[BEGIN]

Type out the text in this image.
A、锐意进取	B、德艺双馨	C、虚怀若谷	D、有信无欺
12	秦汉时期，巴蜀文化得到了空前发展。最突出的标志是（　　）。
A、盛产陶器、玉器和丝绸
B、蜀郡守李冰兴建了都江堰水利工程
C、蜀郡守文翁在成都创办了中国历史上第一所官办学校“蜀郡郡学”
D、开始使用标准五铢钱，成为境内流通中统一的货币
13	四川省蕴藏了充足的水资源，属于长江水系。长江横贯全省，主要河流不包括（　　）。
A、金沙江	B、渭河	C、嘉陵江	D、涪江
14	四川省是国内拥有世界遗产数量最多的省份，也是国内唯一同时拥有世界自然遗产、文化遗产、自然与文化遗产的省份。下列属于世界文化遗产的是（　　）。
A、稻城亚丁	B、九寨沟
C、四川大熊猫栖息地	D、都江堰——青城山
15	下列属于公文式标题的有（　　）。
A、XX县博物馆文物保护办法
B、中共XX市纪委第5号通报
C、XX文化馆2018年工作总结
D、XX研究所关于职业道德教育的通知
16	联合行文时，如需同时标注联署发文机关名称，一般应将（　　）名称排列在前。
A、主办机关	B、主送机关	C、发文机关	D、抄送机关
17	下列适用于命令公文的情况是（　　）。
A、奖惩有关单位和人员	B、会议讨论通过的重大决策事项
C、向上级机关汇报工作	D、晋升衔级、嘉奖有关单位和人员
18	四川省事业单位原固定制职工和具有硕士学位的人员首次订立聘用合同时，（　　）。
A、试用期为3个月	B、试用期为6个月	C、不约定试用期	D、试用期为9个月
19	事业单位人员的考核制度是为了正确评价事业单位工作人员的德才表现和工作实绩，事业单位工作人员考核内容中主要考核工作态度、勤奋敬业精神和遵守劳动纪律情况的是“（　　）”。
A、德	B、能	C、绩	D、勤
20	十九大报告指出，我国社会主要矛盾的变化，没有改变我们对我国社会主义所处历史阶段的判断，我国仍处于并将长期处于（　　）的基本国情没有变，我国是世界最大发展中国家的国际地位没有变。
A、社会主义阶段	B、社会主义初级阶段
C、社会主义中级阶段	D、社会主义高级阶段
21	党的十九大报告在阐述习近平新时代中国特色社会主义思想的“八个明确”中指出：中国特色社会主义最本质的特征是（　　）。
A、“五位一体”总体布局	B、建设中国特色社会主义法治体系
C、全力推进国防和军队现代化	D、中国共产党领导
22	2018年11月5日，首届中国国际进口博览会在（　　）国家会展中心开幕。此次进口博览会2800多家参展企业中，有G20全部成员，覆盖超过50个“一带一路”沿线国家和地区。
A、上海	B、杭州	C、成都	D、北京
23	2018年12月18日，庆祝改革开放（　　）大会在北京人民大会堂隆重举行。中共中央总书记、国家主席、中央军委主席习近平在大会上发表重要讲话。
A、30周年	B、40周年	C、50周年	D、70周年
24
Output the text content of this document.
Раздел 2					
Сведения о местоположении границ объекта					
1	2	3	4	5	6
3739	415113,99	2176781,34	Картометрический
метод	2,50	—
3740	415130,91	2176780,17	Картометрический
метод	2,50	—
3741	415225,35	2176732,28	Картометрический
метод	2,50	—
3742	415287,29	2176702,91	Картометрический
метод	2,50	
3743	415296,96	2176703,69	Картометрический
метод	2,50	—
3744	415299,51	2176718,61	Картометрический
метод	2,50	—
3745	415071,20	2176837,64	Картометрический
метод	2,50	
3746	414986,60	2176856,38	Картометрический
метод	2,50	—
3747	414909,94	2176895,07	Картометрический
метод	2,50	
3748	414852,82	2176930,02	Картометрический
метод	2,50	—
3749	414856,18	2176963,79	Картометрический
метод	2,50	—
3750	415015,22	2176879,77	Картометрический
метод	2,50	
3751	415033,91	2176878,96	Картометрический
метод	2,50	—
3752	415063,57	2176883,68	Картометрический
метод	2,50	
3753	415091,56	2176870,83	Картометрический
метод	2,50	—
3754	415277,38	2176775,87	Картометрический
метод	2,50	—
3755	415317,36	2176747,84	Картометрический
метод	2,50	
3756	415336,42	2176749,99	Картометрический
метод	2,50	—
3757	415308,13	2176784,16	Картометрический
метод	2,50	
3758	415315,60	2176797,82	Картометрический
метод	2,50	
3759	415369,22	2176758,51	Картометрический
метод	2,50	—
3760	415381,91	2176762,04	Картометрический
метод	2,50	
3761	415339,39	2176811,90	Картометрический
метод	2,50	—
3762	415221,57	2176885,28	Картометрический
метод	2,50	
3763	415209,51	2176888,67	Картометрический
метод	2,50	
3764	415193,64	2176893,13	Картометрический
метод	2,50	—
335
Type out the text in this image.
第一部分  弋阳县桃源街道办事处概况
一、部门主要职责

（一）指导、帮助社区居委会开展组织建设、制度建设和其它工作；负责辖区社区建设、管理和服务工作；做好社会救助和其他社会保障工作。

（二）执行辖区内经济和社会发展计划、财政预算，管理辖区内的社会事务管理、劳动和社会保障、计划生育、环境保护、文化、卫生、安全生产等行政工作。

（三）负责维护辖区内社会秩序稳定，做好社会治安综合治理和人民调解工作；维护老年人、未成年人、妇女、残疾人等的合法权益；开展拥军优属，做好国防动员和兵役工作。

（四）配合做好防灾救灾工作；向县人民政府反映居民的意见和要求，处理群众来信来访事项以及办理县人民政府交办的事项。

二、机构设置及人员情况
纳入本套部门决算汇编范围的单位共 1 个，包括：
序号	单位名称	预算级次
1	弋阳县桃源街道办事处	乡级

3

[END]

Quote all the records. Keep every word exact.

### In response
Type out the text in this image.
A、锐意进取	B、德艺双馨	C、虚怀若谷	D、有信无欺
12	秦汉时期，巴蜀文化得到了空前发展。最突出的标志是（　　）。
A、盛产陶器、玉器和丝绸
B、蜀郡守李冰兴建了都江堰水利工程
C、蜀郡守文翁在成都创办了中国历史上第一所官办学校“蜀郡郡学”
D、开始使用标准五铢钱，成为境内流通中统一的货币
13	四川省蕴藏了充足的水资源，属于长江水系。长江横贯全省，主要河流不包括（　　）。
A、金沙江	B、渭河	C、嘉陵江	D、涪江
14	四川省是国内拥有世界遗产数量最多的省份，也是国内唯一同时拥有世界自然遗产、文化遗产、自然与文化遗产的省份。下列属于世界文化遗产的是（　　）。
A、稻城亚丁	B、九寨沟
C、四川大熊猫栖息地	D、都江堰——青城山
15	下列属于公文式标题的有（　　）。
A、XX县博物馆文物保护办法
B、中共XX市纪委第5号通报
C、XX文化馆2018年工作总结
D、XX研究所关于职业道德教育的通知
16	联合行文时，如需同时标注联署发文机关名称，一般应将（　　）名称排列在前。
A、主办机关	B、主送机关	C、发文机关	D、抄送机关
17	下列适用于命令公文的情况是（　　）。
A、奖惩有关单位和人员	B、会议讨论通过的重大决策事项
C、向上级机关汇报工作	D、晋升衔级、嘉奖有关单位和人员
18	四川省事业单位原固定制职工和具有硕士学位的人员首次订立聘用合同时，（　　）。
A、试用期为3个月	B、试用期为6个月	C、不约定试用期	D、试用期为9个月
19	事业单位人员的考核制度是为了正确评价事业单位工作人员的德才表现和工作实绩，事业单位工作人员考核内容中主要考核工作态度、勤奋敬业精神和遵守劳动纪律情况的是“（　　）”。
A、德	B、能	C、绩	D、勤
20	十九大报告指出，我国社会主要矛盾的变化，没有改变我们对我国社会主义所处历史阶段的判断，我国仍处于并将长期处于（　　）的基本国情没有变，我国是世界最大发展中国家的国际地位没有变。
A、社会主义阶段	B、社会主义初级阶段
C、社会主义中级阶段	D、社会主义高级阶段
21	党的十九大报告在阐述习近平新时代中国特色社会主义思想的“八个明确”中指出：中国特色社会主义最本质的特征是（　　）。
A、“五位一体”总体布局	B、建设中国特色社会主义法治体系
C、全力推进国防和军队现代化	D、中国共产党领导
22	2018年11月5日，首届中国国际进口博览会在（　　）国家会展中心开幕。此次进口博览会2800多家参展企业中，有G20全部成员，覆盖超过50个“一带一路”沿线国家和地区。
A、上海	B、杭州	C、成都	D、北京
23	2018年12月18日，庆祝改革开放（　　）大会在北京人民大会堂隆重举行。中共中央总书记、国家主席、中央军委主席习近平在大会上发表重要讲话。
A、30周年	B、40周年	C、50周年	D、70周年
24
Output the text content of this document.
Раздел 2					
Сведения о местоположении границ объекта					
1	2	3	4	5	6
3739	415113,99	2176781,34	Картометрический
метод	2,50	—
3740	415130,91	2176780,17	Картометрический
метод	2,50	—
3741	415225,35	2176732,28	Картометрический
метод	2,50	—
3742	415287,29	2176702,91	Картометрический
метод	2,50	
3743	415296,96	2176703,69	Картометрический
метод	2,50	—
3744	415299,51	2176718,61	Картометрический
метод	2,50	—
3745	415071,20	2176837,64	Картометрический
метод	2,50	
3746	414986,60	2176856,38	Картометрический
метод	2,50	—
3747	414909,94	2176895,07	Картометрический
метод	2,50	
3748	414852,82	2176930,02	Картометрический
метод	2,50	—
3749	414856,18	2176963,79	Картометрический
метод	2,50	—
3750	415015,22	2176879,77	Картометрический
метод	2,50	
3751	415033,91	2176878,96	Картометрический
метод	2,50	—
3752	415063,57	2176883,68	Картометрический
метод	2,50	
3753	415091,56	2176870,83	Картометрический
метод	2,50	—
3754	415277,38	2176775,87	Картометрический
метод	2,50	—
3755	415317,36	2176747,84	Картометрический
метод	2,50	
3756	415336,42	2176749,99	Картометрический
метод	2,50	—
3757	415308,13	2176784,16	Картометрический
метод	2,50	
3758	415315,60	2176797,82	Картометрический
метод	2,50	
3759	415369,22	2176758,51	Картометрический
метод	2,50	—
3760	415381,91	2176762,04	Картометрический
метод	2,50	
3761	415339,39	2176811,90	Картометрический
метод	2,50	—
3762	415221,57	2176885,28	Картометрический
метод	2,50	
3763	415209,51	2176888,67	Картометрический
метод	2,50	
3764	415193,64	2176893,13	Картометрический
метод	2,50	—
335
Type out the text in this image.
第一部分  弋阳县桃源街道办事处概况
一、部门主要职责

（一）指导、帮助社区居委会开展组织建设、制度建设和其它工作；负责辖区社区建设、管理和服务工作；做好社会救助和其他社会保障工作。

（二）执行辖区内经济和社会发展计划、财政预算，管理辖区内的社会事务管理、劳动和社会保障、计划生育、环境保护、文化、卫生、安全生产等行政工作。

（三）负责维护辖区内社会秩序稳定，做好社会治安综合治理和人民调解工作；维护老年人、未成年人、妇女、残疾人等的合法权益；开展拥军优属，做好国防动员和兵役工作。

（四）配合做好防灾救灾工作；向县人民政府反映居民的意见和要求，处理群众来信来访事项以及办理县人民政府交办的事项。

二、机构设置及人员情况
纳入本套部门决算汇编范围的单位共 1 个，包括：
序号	单位名称	预算级次
1	弋阳县桃源街道办事处	乡级

3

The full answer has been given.